▶ AIM
Return all of the data exactly, with nothing left out but the pictures.

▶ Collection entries
-=-=-

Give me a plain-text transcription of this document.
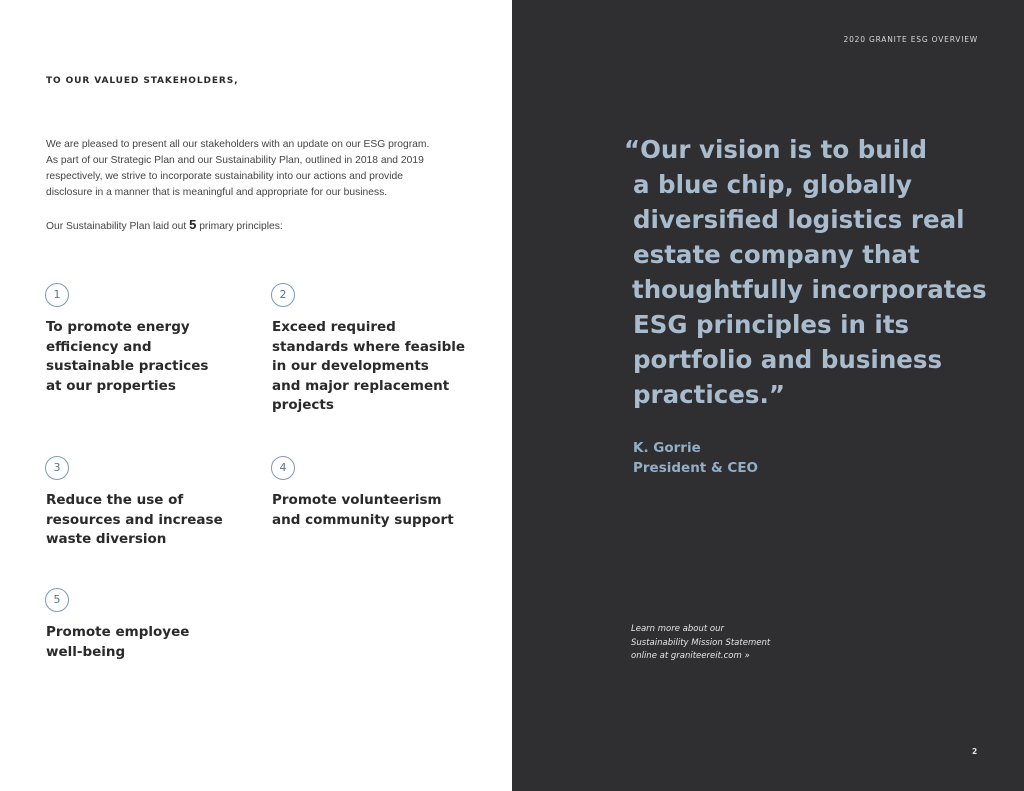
TO OUR VALUED STAKEHOLDERS,
We are pleased to present all our stakeholders with an update on our ESG program.
As part of our Strategic Plan and our Sustainability Plan, outlined in 2018 and 2019
respectively, we strive to incorporate sustainability into our actions and provide
disclosure in a manner that is meaningful and appropriate for our business.
Our Sustainability Plan laid out 5 primary principles:
1
To promote energy
efficiency and
sustainable practices
at our properties
2
Exceed required
standards where feasible
in our developments
and major replacement
projects
3
Reduce the use of
resources and increase
waste diversion
4
Promote volunteerism
and community support
5
Promote employee
well-being
2020 GRANITE ESG OVERVIEW
“Our vision is to build
a blue chip, globally
diversified logistics real
estate company that
thoughtfully incorporates
ESG principles in its
portfolio and business
practices.”
K. Gorrie
President & CEO
Learn more about our
Sustainability Mission Statement
online at graniteereit.com »
2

-=-=-

▶ RESPONSE TO THE TASK
Give me a plain-text transcription of this document.
TO OUR VALUED STAKEHOLDERS,
We are pleased to present all our stakeholders with an update on our ESG program.
As part of our Strategic Plan and our Sustainability Plan, outlined in 2018 and 2019
respectively, we strive to incorporate sustainability into our actions and provide
disclosure in a manner that is meaningful and appropriate for our business.
Our Sustainability Plan laid out 5 primary principles:
1
To promote energy
efficiency and
sustainable practices
at our properties
2
Exceed required
standards where feasible
in our developments
and major replacement
projects
3
Reduce the use of
resources and increase
waste diversion
4
Promote volunteerism
and community support
5
Promote employee
well-being
2020 GRANITE ESG OVERVIEW
“Our vision is to build
a blue chip, globally
diversified logistics real
estate company that
thoughtfully incorporates
ESG principles in its
portfolio and business
practices.”
K. Gorrie
President & CEO
Learn more about our
Sustainability Mission Statement
online at graniteereit.com »
2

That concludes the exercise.